**What to produce**
Omit the images. Copy each entry word for word.
** START Given entries **
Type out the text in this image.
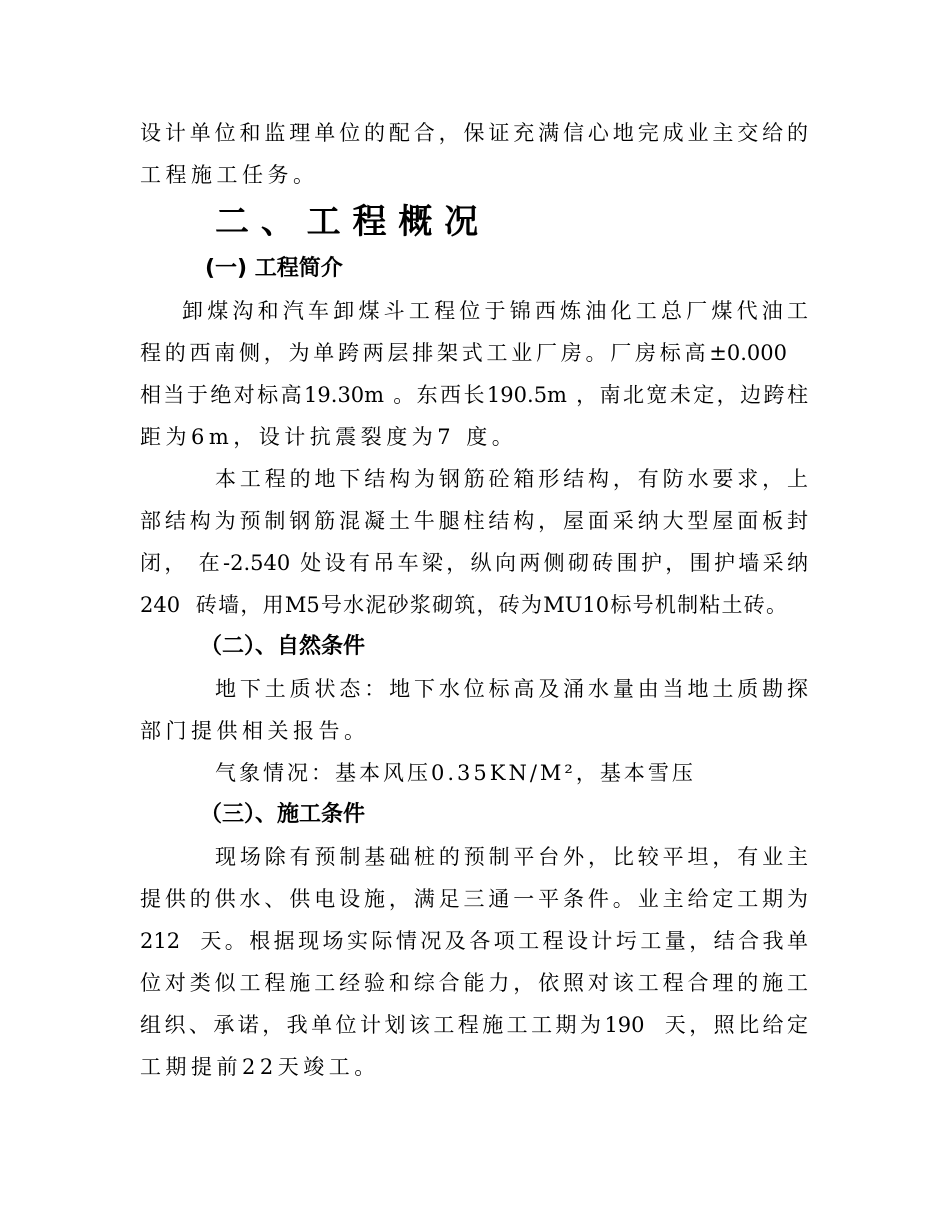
设计单位和监理单位的配合，保证充满信心地完成业主交给的
工程施工任务。
二 、 工 程 概 况
(一) 工程简介
卸煤沟和汽车卸煤斗工程位于锦西炼油化工总厂煤代油工
程的西南侧，为单跨两层排架式工业厂房。厂房标高±0.000
相当于绝对标高19.30m 。东西长190.5m ，南北宽未定，边跨柱
距为6m，设计抗震裂度为7 度。
本工程的地下结构为钢筋砼箱形结构，有防水要求，上
部结构为预制钢筋混凝土牛腿柱结构，屋面采纳大型屋面板封
闭， 在-2.540 处设有吊车梁，纵向两侧砌砖围护，围护墙采纳
240  砖墙，用M5号水泥砂浆砌筑，砖为MU10标号机制粘土砖。
（二）、自然条件
地下土质状态：地下水位标高及涌水量由当地土质勘探
部门提供相关报告。
气象情况：基本风压0.35KN/M²，基本雪压
（三）、施工条件
现场除有预制基础桩的预制平台外，比较平坦，有业主
提供的供水、供电设施，满足三通一平条件。业主给定工期为
212  天。根据现场实际情况及各项工程设计圬工量，结合我单
位对类似工程施工经验和综合能力，依照对该工程合理的施工
组织、承诺，我单位计划该工程施工工期为190  天，照比给定
工期提前22天竣工。
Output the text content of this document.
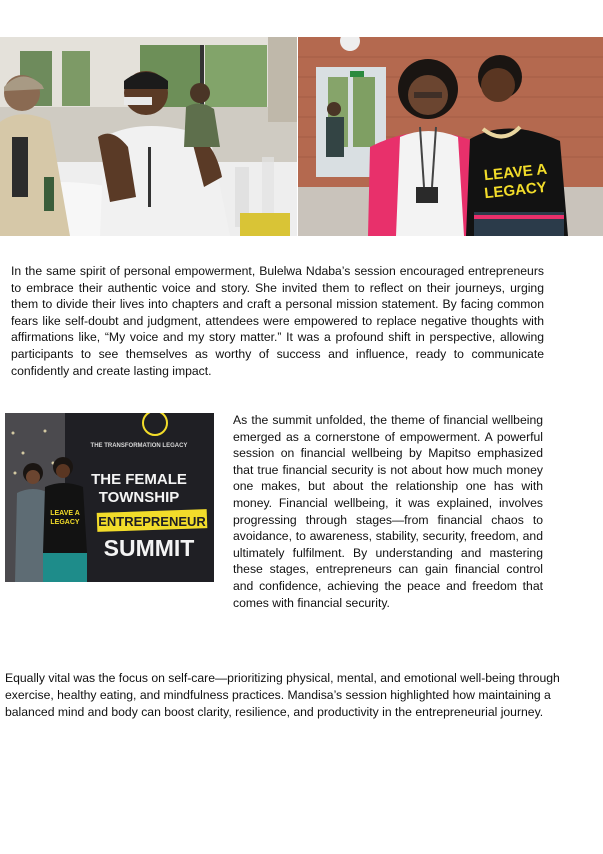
LEAVE A
LEGACY

In the same spirit of personal empowerment, Bulelwa Ndaba’s session encouraged entrepreneurs to embrace their authentic voice and story. She invited them to reflect on their journeys, urging them to divide their lives into chapters and craft a personal mission statement. By facing common fears like self-doubt and judgment, attendees were empowered to replace negative thoughts with affirmations like, “My voice and my story matter.” It was a profound shift in perspective, allowing participants to see themselves as worthy of success and influence, ready to communicate confidently and create lasting impact.

THE TRANSFORMATION LEGACY
THE FEMALE
TOWNSHIP
ENTREPRENEUR
SUMMIT
LEAVE A
LEGACY

As the summit unfolded, the theme of financial wellbeing emerged as a cornerstone of empowerment. A powerful session on financial wellbeing by Mapitso emphasized that true financial security is not about how much money one makes, but about the relationship one has with money. Financial wellbeing, it was explained, involves progressing through stages—from financial chaos to avoidance, to awareness, stability, security, freedom, and ultimately fulfilment. By understanding and mastering these stages, entrepreneurs can gain financial control and confidence, achieving the peace and freedom that comes with financial security.

Equally vital was the focus on self-care—prioritizing physical, mental, and emotional well-being through exercise, healthy eating, and mindfulness practices. Mandisa’s session highlighted how maintaining a balanced mind and body can boost clarity, resilience, and productivity in the entrepreneurial journey.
** END Given entries **
**Written answer**
Type out the text in this image.
设计单位和监理单位的配合，保证充满信心地完成业主交给的
工程施工任务。
二 、 工 程 概 况
(一) 工程简介
卸煤沟和汽车卸煤斗工程位于锦西炼油化工总厂煤代油工
程的西南侧，为单跨两层排架式工业厂房。厂房标高±0.000
相当于绝对标高19.30m 。东西长190.5m ，南北宽未定，边跨柱
距为6m，设计抗震裂度为7 度。
本工程的地下结构为钢筋砼箱形结构，有防水要求，上
部结构为预制钢筋混凝土牛腿柱结构，屋面采纳大型屋面板封
闭， 在-2.540 处设有吊车梁，纵向两侧砌砖围护，围护墙采纳
240  砖墙，用M5号水泥砂浆砌筑，砖为MU10标号机制粘土砖。
（二）、自然条件
地下土质状态：地下水位标高及涌水量由当地土质勘探
部门提供相关报告。
气象情况：基本风压0.35KN/M²，基本雪压
（三）、施工条件
现场除有预制基础桩的预制平台外，比较平坦，有业主
提供的供水、供电设施，满足三通一平条件。业主给定工期为
212  天。根据现场实际情况及各项工程设计圬工量，结合我单
位对类似工程施工经验和综合能力，依照对该工程合理的施工
组织、承诺，我单位计划该工程施工工期为190  天，照比给定
工期提前22天竣工。
Output the text content of this document.
LEAVE A
LEGACY

In the same spirit of personal empowerment, Bulelwa Ndaba’s session encouraged entrepreneurs to embrace their authentic voice and story. She invited them to reflect on their journeys, urging them to divide their lives into chapters and craft a personal mission statement. By facing common fears like self-doubt and judgment, attendees were empowered to replace negative thoughts with affirmations like, “My voice and my story matter.” It was a profound shift in perspective, allowing participants to see themselves as worthy of success and influence, ready to communicate confidently and create lasting impact.

THE TRANSFORMATION LEGACY
THE FEMALE
TOWNSHIP
ENTREPRENEUR
SUMMIT
LEAVE A
LEGACY

As the summit unfolded, the theme of financial wellbeing emerged as a cornerstone of empowerment. A powerful session on financial wellbeing by Mapitso emphasized that true financial security is not about how much money one makes, but about the relationship one has with money. Financial wellbeing, it was explained, involves progressing through stages—from financial chaos to avoidance, to awareness, stability, security, freedom, and ultimately fulfilment. By understanding and mastering these stages, entrepreneurs can gain financial control and confidence, achieving the peace and freedom that comes with financial security.

Equally vital was the focus on self-care—prioritizing physical, mental, and emotional well-being through exercise, healthy eating, and mindfulness practices. Mandisa’s session highlighted how maintaining a balanced mind and body can boost clarity, resilience, and productivity in the entrepreneurial journey.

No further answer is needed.